What to work on: Where a line holds the string "Freischutz", return that line.

---

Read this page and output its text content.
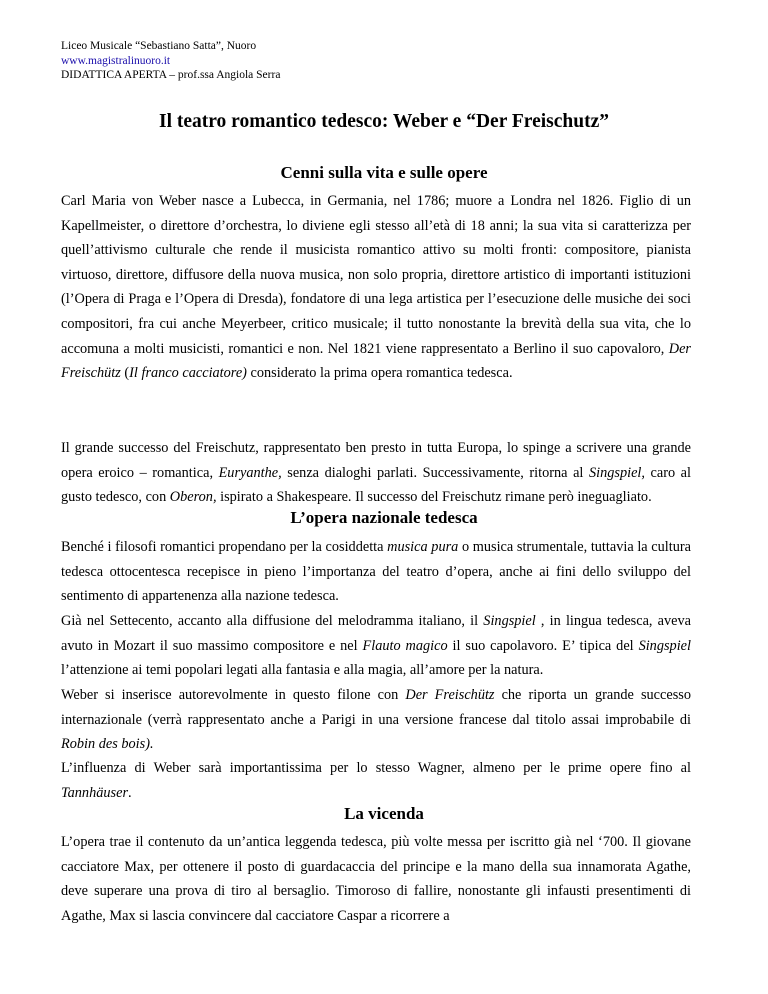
Liceo Musicale “Sebastiano Satta”, Nuoro
www.magistralinuoro.it
DIDATTICA APERTA – prof.ssa Angiola Serra
Il teatro romantico tedesco: Weber e “Der Freischutz”
Cenni sulla vita e sulle opere

Carl Maria von Weber nasce a Lubecca, in Germania, nel 1786; muore a Londra nel 1826. Figlio di un Kapellmeister, o direttore d’orchestra, lo diviene egli stesso all’età di 18 anni; la sua vita si caratterizza per quell’attivismo culturale che rende il musicista romantico attivo su molti fronti: compositore, pianista virtuoso, direttore, diffusore della nuova musica, non solo propria, direttore artistico di importanti istituzioni (l’Opera di Praga e l’Opera di Dresda), fondatore di una lega artistica per l’esecuzione delle musiche dei soci compositori, fra cui anche Meyerbeer, critico musicale; il tutto nonostante la brevità della sua vita, che lo accomuna a molti musicisti, romantici e non. Nel 1821 viene rappresentato a Berlino il suo capovaloro, Der Freischütz (Il franco cacciatore) considerato la prima opera romantica tedesca.

Il grande successo del Freischutz, rappresentato ben presto in tutta Europa, lo spinge a scrivere una grande opera eroico – romantica, Euryanthe, senza dialoghi parlati. Successivamente, ritorna al Singspiel, caro al gusto tedesco, con Oberon, ispirato a Shakespeare. Il successo del Freischutz rimane però ineguagliato.

L’opera nazionale tedesca

Benché i filosofi romantici propendano per la cosiddetta musica pura o musica strumentale, tuttavia la cultura tedesca ottocentesca recepisce in pieno l’importanza del teatro d’opera, anche ai fini dello sviluppo del sentimento di appartenenza alla nazione tedesca.

Già nel Settecento, accanto alla diffusione del melodramma italiano, il Singspiel , in lingua tedesca, aveva avuto in Mozart il suo massimo compositore e nel Flauto magico il suo capolavoro. E’ tipica del Singspiel l’attenzione ai temi popolari legati alla fantasia e alla magia, all’amore per la natura.

Weber si inserisce autorevolmente in questo filone con Der Freischütz che riporta un grande successo internazionale (verrà rappresentato anche a Parigi in una versione francese dal titolo assai improbabile di Robin des bois).

L’influenza di Weber sarà importantissima per lo stesso Wagner, almeno per le prime opere fino al Tannhäuser.

La vicenda

L’opera trae il contenuto da un’antica leggenda tedesca, più volte messa per iscritto già nel ‘700. Il giovane cacciatore Max, per ottenere il posto di guardacaccia del principe e la mano della sua innamorata Agathe, deve superare una prova di tiro al bersaglio. Timoroso di fallire, nonostante gli infausti presentimenti di Agathe, Max si lascia convincere dal cacciatore Caspar a ricorrere a
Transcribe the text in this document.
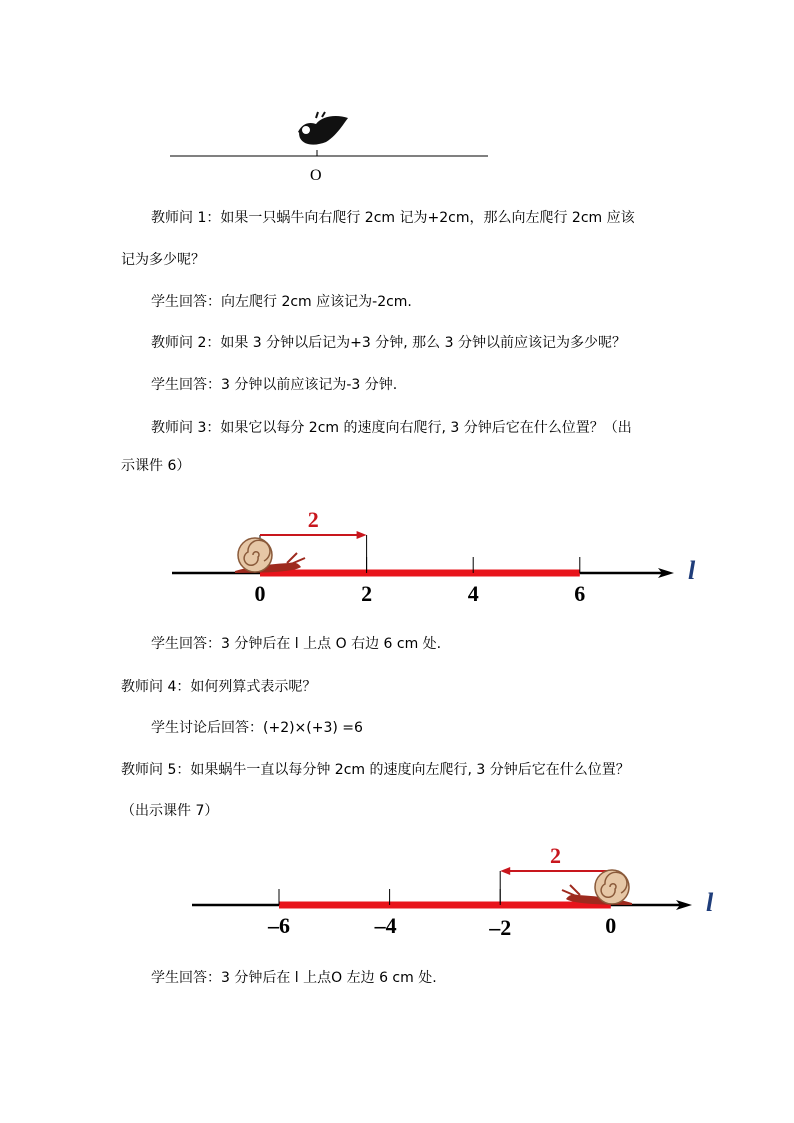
O

教师问 1：如果一只蜗牛向右爬行 2cm 记为+2cm，那么向左爬行 2cm 应该

记为多少呢？

学生回答：向左爬行 2cm 应该记为-2cm.

教师问 2：如果 3 分钟以后记为+3 分钟, 那么 3 分钟以前应该记为多少呢？

学生回答：3 分钟以前应该记为-3 分钟.

教师问 3：如果它以每分 2cm 的速度向右爬行, 3 分钟后它在什么位置？（出

示课件 6）

0	2	4	6
l
2

学生回答：3 分钟后在 l 上点 O 右边 6 cm 处.

教师问 4：如何列算式表示呢？

学生讨论后回答：(+2)×(+3) =6

教师问 5：如果蜗牛一直以每分钟 2cm 的速度向左爬行, 3 分钟后它在什么位置？

（出示课件 7）

–6	–4	–2	0
l
2

学生回答：3 分钟后在 l 上点O 左边 6 cm 处.
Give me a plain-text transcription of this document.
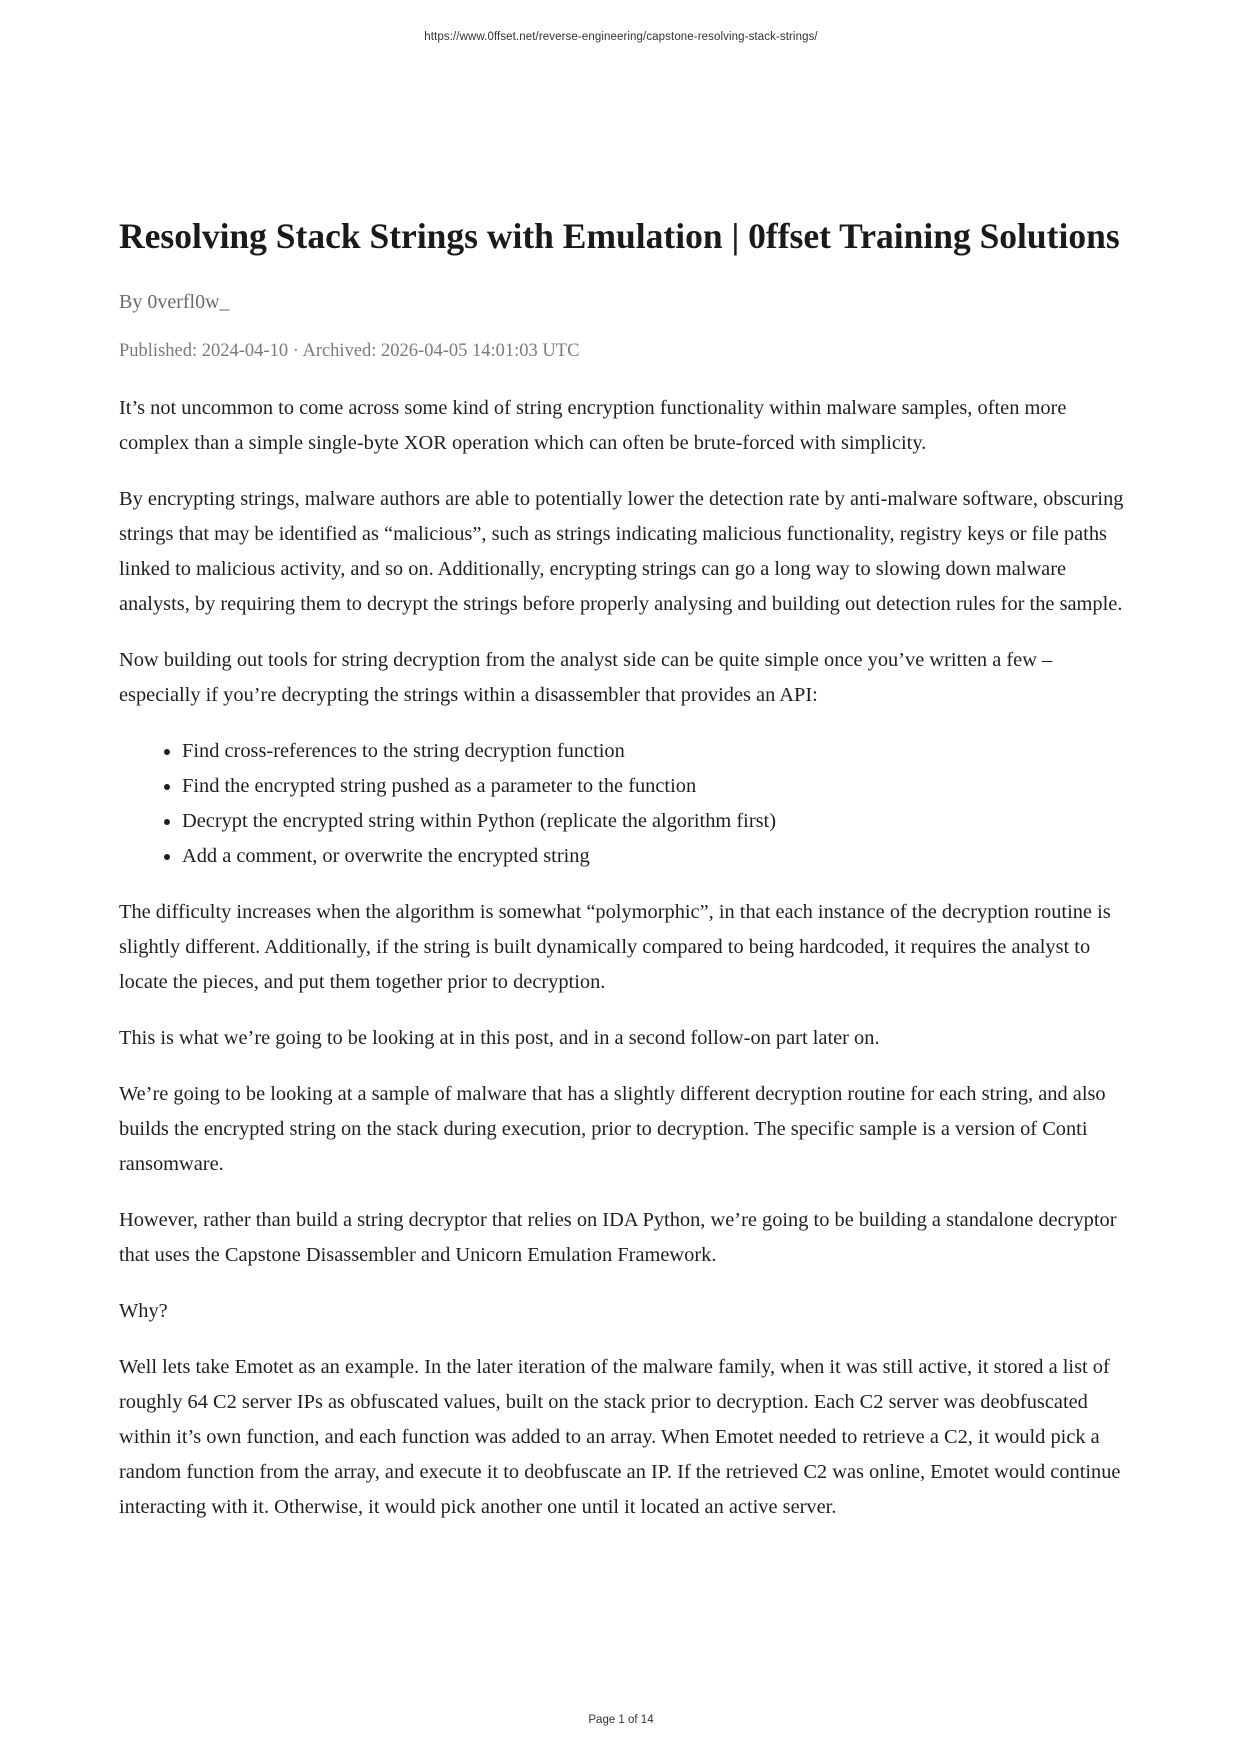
https://www.0ffset.net/reverse-engineering/capstone-resolving-stack-strings/
Resolving Stack Strings with Emulation | 0ffset Training Solutions

By 0verfl0w_

Published: 2024-04-10 · Archived: 2026-04-05 14:01:03 UTC

It’s not uncommon to come across some kind of string encryption functionality within malware samples, often more complex than a simple single-byte XOR operation which can often be brute-forced with simplicity.

By encrypting strings, malware authors are able to potentially lower the detection rate by anti-malware software, obscuring strings that may be identified as “malicious”, such as strings indicating malicious functionality, registry keys or file paths linked to malicious activity, and so on. Additionally, encrypting strings can go a long way to slowing down malware analysts, by requiring them to decrypt the strings before properly analysing and building out detection rules for the sample.

Now building out tools for string decryption from the analyst side can be quite simple once you’ve written a few – especially if you’re decrypting the strings within a disassembler that provides an API:

• Find cross-references to the string decryption function
• Find the encrypted string pushed as a parameter to the function
• Decrypt the encrypted string within Python (replicate the algorithm first)
• Add a comment, or overwrite the encrypted string

The difficulty increases when the algorithm is somewhat “polymorphic”, in that each instance of the decryption routine is slightly different. Additionally, if the string is built dynamically compared to being hardcoded, it requires the analyst to locate the pieces, and put them together prior to decryption.

This is what we’re going to be looking at in this post, and in a second follow-on part later on.

We’re going to be looking at a sample of malware that has a slightly different decryption routine for each string, and also builds the encrypted string on the stack during execution, prior to decryption. The specific sample is a version of Conti ransomware.

However, rather than build a string decryptor that relies on IDA Python, we’re going to be building a standalone decryptor that uses the Capstone Disassembler and Unicorn Emulation Framework.

Why?

Well lets take Emotet as an example. In the later iteration of the malware family, when it was still active, it stored a list of roughly 64 C2 server IPs as obfuscated values, built on the stack prior to decryption. Each C2 server was deobfuscated within it’s own function, and each function was added to an array. When Emotet needed to retrieve a C2, it would pick a random function from the array, and execute it to deobfuscate an IP. If the retrieved C2 was online, Emotet would continue interacting with it. Otherwise, it would pick another one until it located an active server.

Page 1 of 14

---

Response to this task:
Il teatro romantico tedesco: Weber e “Der Freischutz”
Il grande successo del Freischutz, rappresentato ben presto in tutta Europa, lo spinge a scrivere una grande opera eroico – romantica, Euryanthe, senza dialoghi parlati. Successivamente, ritorna al Singspiel, caro al gusto tedesco, con Oberon, ispirato a Shakespeare. Il successo del Freischutz rimane però ineguagliato.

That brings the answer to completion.